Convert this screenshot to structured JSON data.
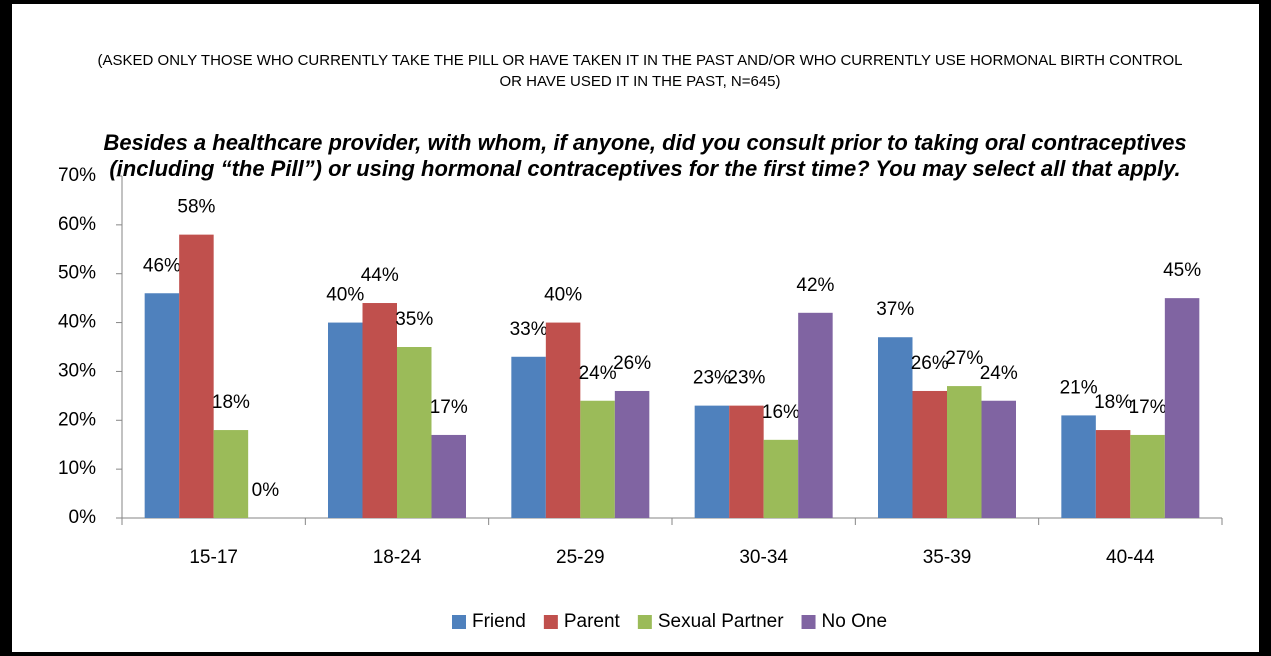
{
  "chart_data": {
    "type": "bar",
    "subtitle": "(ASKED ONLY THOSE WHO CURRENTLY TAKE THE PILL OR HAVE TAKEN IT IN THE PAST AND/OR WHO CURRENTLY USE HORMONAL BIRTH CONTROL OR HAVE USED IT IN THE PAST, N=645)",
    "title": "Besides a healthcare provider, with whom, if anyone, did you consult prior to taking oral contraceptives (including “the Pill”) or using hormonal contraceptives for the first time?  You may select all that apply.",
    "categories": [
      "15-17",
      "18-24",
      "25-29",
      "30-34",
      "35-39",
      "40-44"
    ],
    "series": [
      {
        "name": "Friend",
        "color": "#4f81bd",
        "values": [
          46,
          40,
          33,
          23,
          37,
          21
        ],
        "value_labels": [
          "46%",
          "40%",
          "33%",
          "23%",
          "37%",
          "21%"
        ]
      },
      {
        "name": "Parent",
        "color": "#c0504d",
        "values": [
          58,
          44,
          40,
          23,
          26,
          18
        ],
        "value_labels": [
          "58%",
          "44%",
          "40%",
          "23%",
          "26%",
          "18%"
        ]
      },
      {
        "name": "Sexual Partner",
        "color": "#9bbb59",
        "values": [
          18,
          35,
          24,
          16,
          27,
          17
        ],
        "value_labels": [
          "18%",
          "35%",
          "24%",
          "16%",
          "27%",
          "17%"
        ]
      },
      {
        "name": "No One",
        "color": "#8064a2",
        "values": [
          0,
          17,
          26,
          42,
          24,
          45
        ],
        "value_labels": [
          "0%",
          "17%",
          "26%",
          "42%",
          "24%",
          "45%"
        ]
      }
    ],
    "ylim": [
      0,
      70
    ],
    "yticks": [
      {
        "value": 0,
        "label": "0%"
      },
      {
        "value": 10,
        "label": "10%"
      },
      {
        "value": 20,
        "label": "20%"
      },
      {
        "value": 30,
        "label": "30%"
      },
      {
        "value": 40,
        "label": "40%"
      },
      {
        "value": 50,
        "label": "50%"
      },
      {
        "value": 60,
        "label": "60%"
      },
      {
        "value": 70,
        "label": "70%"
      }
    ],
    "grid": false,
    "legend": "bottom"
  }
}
....
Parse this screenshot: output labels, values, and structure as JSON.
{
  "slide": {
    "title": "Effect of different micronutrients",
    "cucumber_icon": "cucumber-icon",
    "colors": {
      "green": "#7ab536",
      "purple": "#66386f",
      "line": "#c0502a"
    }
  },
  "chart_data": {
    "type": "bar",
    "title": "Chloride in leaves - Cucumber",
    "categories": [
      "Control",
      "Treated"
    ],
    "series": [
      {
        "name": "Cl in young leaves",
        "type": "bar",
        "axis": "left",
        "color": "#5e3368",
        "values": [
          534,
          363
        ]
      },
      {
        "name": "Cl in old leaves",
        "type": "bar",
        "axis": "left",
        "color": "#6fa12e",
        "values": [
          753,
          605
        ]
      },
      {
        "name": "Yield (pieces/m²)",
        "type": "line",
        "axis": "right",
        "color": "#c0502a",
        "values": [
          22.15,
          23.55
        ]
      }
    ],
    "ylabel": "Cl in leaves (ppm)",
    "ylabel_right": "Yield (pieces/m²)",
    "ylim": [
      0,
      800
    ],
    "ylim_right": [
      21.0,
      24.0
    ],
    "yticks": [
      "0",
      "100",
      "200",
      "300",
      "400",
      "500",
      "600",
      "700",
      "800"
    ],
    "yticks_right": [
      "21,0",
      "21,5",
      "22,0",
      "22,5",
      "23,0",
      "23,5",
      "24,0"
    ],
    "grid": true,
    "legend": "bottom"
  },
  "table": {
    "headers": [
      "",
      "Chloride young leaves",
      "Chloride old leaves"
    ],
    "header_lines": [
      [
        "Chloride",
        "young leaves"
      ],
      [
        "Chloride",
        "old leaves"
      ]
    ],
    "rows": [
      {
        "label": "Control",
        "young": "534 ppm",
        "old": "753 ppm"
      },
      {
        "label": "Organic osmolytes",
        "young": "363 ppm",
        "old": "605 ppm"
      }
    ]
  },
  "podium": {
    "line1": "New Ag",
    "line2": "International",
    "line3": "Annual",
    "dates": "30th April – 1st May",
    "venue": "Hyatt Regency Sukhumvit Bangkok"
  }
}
....
Where a line above contains the word "JSON", copy that line.

SOLUTION BELOW:
Convert this screenshot to structured JSON data.
Parse this screenshot: output labels, values, and structure as JSON.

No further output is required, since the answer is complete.